**DESCRIPTION OF THE TASK**
What is the number of lines that include the word "Level"? Provide only that figure.

..............................

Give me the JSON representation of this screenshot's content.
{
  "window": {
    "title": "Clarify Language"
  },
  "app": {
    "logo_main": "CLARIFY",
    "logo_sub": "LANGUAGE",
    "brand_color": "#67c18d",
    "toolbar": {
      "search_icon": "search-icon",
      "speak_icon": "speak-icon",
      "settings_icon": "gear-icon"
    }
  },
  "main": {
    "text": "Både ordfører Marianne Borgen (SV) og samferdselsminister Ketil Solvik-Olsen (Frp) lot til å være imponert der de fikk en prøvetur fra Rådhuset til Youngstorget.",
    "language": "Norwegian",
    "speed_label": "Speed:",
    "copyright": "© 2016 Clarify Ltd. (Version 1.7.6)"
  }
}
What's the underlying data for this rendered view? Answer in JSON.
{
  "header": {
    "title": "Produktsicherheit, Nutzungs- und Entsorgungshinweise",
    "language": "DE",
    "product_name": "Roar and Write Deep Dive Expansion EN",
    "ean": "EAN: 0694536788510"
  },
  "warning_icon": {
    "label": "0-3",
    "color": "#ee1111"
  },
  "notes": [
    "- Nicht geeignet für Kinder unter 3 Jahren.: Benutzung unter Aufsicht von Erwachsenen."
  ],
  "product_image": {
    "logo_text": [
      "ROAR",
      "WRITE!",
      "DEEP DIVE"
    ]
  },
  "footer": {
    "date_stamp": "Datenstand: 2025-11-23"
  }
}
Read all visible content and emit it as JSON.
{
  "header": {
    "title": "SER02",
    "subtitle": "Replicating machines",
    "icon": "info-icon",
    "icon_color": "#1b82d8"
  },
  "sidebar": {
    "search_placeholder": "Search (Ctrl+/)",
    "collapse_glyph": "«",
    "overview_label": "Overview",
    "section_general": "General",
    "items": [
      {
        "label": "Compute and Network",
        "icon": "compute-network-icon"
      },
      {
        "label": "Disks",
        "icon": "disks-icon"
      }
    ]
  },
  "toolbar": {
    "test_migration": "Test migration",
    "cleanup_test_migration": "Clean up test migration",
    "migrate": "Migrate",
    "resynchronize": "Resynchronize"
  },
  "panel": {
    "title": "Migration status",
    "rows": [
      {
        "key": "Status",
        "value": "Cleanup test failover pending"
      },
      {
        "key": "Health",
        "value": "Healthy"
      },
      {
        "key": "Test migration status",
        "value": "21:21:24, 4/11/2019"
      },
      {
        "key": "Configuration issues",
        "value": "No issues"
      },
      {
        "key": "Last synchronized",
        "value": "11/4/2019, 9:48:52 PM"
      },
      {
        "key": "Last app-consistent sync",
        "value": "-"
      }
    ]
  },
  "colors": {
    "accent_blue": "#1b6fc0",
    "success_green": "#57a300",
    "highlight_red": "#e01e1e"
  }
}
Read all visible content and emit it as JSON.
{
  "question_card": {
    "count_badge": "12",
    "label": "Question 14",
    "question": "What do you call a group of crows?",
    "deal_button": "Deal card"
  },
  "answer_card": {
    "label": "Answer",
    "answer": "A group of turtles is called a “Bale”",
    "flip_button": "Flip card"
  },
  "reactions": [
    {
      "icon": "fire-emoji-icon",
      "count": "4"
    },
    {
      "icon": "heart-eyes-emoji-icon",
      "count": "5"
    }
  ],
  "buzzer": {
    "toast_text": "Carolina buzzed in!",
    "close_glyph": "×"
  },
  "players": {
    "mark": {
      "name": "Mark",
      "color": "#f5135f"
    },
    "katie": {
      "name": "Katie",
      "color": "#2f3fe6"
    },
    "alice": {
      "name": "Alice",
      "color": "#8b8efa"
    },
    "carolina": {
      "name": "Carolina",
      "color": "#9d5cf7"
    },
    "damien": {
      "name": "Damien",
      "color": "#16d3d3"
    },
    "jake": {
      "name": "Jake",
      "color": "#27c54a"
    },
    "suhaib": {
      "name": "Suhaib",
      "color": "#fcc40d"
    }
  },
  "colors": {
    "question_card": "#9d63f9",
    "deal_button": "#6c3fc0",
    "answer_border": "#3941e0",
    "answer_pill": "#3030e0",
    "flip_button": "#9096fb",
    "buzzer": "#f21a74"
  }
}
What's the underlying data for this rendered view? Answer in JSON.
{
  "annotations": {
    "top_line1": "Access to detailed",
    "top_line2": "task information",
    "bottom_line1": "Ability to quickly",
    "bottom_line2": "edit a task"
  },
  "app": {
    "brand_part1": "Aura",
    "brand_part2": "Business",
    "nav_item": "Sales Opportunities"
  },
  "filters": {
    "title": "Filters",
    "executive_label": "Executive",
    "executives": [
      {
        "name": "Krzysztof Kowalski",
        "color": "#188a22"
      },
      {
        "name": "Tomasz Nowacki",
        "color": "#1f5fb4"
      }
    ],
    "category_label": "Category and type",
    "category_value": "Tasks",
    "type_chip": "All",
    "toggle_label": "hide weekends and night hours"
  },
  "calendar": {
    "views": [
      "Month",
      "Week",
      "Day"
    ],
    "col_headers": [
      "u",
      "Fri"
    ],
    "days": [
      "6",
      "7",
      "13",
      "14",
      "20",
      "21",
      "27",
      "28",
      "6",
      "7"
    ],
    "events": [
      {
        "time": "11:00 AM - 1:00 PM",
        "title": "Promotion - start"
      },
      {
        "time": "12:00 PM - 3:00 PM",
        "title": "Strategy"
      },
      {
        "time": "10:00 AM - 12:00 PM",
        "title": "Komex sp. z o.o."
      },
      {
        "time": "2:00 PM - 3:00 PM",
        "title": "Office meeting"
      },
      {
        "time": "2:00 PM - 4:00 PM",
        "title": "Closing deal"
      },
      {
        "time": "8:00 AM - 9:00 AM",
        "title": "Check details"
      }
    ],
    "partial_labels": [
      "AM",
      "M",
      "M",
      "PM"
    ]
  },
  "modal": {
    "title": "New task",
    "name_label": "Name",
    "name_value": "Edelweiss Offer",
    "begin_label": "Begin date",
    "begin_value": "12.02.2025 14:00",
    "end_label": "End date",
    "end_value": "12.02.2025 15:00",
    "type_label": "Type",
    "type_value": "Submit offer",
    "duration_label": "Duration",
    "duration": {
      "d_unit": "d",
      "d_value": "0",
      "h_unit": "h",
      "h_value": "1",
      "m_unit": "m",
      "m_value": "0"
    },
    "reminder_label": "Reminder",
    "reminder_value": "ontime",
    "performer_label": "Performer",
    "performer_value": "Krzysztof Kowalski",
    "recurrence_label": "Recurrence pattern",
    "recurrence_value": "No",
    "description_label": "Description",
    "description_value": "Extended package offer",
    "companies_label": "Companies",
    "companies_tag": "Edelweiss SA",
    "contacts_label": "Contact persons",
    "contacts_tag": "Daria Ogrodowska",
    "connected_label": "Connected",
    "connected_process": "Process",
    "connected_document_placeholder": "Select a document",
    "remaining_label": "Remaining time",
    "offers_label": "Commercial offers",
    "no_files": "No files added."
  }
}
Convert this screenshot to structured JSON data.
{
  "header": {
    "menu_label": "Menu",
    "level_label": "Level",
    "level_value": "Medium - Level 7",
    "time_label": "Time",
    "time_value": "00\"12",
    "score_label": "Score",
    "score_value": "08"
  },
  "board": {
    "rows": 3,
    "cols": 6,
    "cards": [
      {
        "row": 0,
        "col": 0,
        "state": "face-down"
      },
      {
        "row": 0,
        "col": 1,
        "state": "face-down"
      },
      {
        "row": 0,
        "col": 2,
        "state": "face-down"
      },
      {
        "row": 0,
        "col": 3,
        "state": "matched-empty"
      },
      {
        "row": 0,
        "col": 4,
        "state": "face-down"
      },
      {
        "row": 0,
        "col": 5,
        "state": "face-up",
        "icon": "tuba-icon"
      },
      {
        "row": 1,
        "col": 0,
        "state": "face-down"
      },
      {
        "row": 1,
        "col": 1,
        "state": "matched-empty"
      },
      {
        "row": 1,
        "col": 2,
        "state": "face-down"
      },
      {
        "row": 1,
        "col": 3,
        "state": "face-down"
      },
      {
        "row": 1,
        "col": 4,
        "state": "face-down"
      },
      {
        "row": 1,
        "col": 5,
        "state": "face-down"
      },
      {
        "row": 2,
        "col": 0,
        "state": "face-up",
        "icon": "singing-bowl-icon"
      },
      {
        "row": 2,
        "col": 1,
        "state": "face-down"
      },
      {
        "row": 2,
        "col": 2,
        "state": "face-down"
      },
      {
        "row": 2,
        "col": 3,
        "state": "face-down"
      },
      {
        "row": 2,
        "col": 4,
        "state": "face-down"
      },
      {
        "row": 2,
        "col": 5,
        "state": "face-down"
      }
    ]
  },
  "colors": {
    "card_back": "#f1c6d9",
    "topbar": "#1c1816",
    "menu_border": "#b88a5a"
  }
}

..............................

**EXERCISE RESULT**
2